- **Input rows**:
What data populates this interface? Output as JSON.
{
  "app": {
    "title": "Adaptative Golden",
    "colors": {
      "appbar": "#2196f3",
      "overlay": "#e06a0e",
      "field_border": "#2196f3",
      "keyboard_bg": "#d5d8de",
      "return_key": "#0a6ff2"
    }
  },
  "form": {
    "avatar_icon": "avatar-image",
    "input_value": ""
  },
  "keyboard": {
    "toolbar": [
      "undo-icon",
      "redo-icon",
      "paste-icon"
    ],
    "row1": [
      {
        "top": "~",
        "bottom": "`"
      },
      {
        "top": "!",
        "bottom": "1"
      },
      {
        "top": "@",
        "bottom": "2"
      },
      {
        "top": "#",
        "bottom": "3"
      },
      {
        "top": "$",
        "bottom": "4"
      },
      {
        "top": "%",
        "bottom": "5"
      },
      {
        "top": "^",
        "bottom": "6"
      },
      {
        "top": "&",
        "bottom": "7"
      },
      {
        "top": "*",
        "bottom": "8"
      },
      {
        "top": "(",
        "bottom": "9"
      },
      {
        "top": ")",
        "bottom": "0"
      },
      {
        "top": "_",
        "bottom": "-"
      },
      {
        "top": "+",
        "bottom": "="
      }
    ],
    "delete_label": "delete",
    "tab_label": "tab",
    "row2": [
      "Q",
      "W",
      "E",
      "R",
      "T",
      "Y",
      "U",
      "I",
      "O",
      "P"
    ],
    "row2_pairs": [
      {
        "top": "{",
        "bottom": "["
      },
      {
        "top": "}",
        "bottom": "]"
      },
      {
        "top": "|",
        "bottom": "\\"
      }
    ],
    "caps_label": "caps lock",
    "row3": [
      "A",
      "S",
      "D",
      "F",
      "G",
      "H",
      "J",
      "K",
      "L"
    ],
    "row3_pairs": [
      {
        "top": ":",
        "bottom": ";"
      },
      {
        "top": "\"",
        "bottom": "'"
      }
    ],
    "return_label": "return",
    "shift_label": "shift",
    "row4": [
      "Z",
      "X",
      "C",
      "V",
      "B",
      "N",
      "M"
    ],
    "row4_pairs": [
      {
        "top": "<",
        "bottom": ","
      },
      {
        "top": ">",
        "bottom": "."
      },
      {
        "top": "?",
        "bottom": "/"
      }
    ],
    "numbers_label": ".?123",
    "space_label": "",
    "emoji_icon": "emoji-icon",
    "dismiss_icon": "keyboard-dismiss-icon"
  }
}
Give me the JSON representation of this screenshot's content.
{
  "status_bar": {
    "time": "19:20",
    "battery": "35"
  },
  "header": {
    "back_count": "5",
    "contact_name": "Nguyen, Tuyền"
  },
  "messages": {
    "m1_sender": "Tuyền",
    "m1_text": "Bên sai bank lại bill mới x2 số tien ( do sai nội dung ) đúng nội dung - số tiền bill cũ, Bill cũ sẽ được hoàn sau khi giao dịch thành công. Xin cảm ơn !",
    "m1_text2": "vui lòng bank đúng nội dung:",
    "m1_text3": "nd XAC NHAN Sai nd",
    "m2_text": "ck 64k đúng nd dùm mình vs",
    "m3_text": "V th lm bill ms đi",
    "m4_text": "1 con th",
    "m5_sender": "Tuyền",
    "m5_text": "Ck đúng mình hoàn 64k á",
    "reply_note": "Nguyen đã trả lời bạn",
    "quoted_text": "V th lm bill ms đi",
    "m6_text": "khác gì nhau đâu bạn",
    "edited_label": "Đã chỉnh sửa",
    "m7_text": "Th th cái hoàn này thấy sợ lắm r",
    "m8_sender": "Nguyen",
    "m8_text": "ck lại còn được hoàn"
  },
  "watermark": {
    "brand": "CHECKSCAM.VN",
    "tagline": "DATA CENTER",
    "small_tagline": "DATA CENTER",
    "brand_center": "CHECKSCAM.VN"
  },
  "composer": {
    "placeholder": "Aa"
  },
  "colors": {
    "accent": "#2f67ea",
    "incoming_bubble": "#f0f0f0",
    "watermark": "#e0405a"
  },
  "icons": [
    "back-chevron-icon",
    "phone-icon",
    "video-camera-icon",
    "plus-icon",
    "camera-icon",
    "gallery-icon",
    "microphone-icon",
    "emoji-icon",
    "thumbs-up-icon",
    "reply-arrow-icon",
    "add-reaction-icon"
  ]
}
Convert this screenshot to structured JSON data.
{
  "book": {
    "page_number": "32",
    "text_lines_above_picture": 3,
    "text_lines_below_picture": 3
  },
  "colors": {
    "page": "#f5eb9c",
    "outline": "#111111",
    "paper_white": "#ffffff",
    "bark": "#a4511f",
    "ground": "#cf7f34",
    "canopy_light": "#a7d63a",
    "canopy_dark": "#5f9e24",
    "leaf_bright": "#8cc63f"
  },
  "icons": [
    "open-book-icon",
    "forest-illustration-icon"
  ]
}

- **Exercise details**: Check each line of the records for the string "mình" and state how many lines contain it. Give only the number.

- **Response for this exercise**: 2